AIM: Leave out the pictures and transcribe the rest of the records exactly.

SUPPLIED DATA:
** Begin **

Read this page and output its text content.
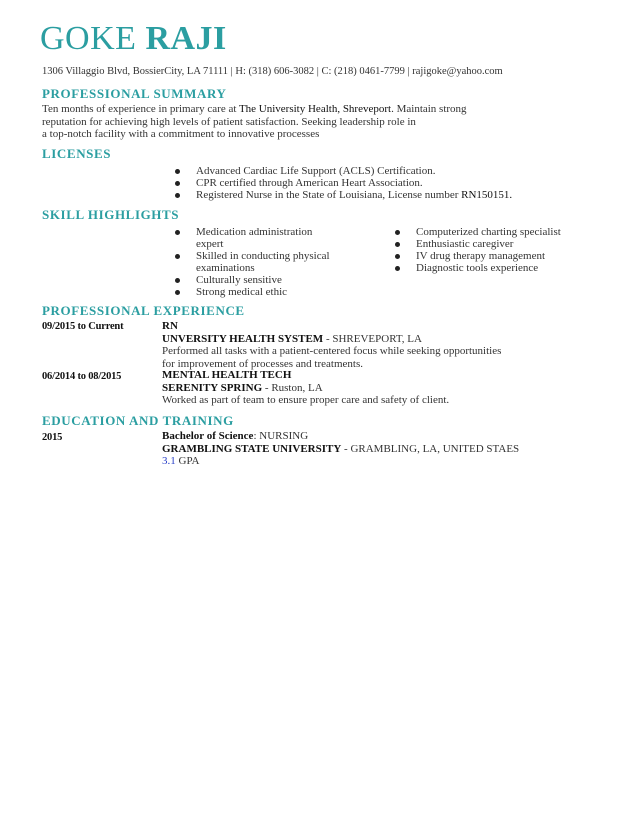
GOKE RAJI
1306 Villaggio Blvd, BossierCity, LA 71111 | H: (318) 606-3082 | C: (218) 0461-7799 | rajigoke@yahoo.com
PROFESSIONAL SUMMARY
Ten months of experience in primary care at The University Health, Shreveport. Maintain strong
reputation for achieving high levels of patient satisfaction. Seeking leadership role in
a top-notch facility with a commitment to innovative processes
LICENSES
Advanced Cardiac Life Support (ACLS) Certification.
CPR certified through American Heart Association.
Registered Nurse in the State of Louisiana, License number RN150151.
SKILL HIGHLIGHTS
Medication administration
expert
Skilled in conducting physical
examinations
Culturally sensitive
Strong medical ethic
Computerized charting specialist
Enthusiastic caregiver
IV drug therapy management
Diagnostic tools experience
PROFESSIONAL EXPERIENCE
09/2015 to Current	RN
UNVERSITY HEALTH SYSTEM - SHREVEPORT, LA
Performed all tasks with a patient-centered focus while seeking opportunities
for improvement of processes and treatments.
06/2014 to 08/2015	MENTAL HEALTH TECH
SERENITY SPRING - Ruston, LA
Worked as part of team to ensure proper care and safety of client.
EDUCATION AND TRAINING
2015	Bachelor of Science: NURSING
GRAMBLING STATE UNIVERSITY - GRAMBLING, LA, UNITED STAES
3.1 GPA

** End **

TASK RESULT:
Read this page and output its text content.
GOKE RAJI
1306 Villaggio Blvd, BossierCity, LA 71111 | H: (318) 606-3082 | C: (218) 0461-7799 | rajigoke@yahoo.com
PROFESSIONAL SUMMARY
Ten months of experience in primary care at The University Health, Shreveport. Maintain strong
reputation for achieving high levels of patient satisfaction. Seeking leadership role in
a top-notch facility with a commitment to innovative processes
LICENSES
Advanced Cardiac Life Support (ACLS) Certification.
CPR certified through American Heart Association.
Registered Nurse in the State of Louisiana, License number RN150151.
SKILL HIGHLIGHTS
Medication administration
expert
Skilled in conducting physical
examinations
Culturally sensitive
Strong medical ethic
Computerized charting specialist
Enthusiastic caregiver
IV drug therapy management
Diagnostic tools experience
PROFESSIONAL EXPERIENCE
09/2015 to Current	RN
UNVERSITY HEALTH SYSTEM - SHREVEPORT, LA
Performed all tasks with a patient-centered focus while seeking opportunities
for improvement of processes and treatments.
06/2014 to 08/2015	MENTAL HEALTH TECH
SERENITY SPRING - Ruston, LA
Worked as part of team to ensure proper care and safety of client.
EDUCATION AND TRAINING
2015	Bachelor of Science: NURSING
GRAMBLING STATE UNIVERSITY - GRAMBLING, LA, UNITED STAES
3.1 GPA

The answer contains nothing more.